**TASK GOAL:**
All of the records below need to be copied exactly.

[Source data]
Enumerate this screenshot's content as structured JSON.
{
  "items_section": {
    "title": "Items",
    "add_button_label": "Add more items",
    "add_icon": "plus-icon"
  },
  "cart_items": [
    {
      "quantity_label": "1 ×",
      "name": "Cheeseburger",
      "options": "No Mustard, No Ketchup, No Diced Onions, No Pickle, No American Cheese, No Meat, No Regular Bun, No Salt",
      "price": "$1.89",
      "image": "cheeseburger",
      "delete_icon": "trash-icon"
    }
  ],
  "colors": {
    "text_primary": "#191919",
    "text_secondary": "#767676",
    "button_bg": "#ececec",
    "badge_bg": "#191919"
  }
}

**ANSWER TO THIS PROBLEM:**
Enumerate this screenshot's content as structured JSON.
{
  "items_section": {
    "title": "Items",
    "add_button_label": "Add more items",
    "add_icon": "plus-icon"
  },
  "cart_items": [
    {
      "quantity_label": "1 ×",
      "name": "Cheeseburger",
      "options": "No Mustard, No Ketchup, No Diced Onions, No Pickle, No American Cheese, No Meat, No Regular Bun, No Salt",
      "price": "$1.89",
      "image": "cheeseburger",
      "delete_icon": "trash-icon"
    }
  ],
  "colors": {
    "text_primary": "#191919",
    "text_secondary": "#767676",
    "button_bg": "#ececec",
    "badge_bg": "#191919"
  }
}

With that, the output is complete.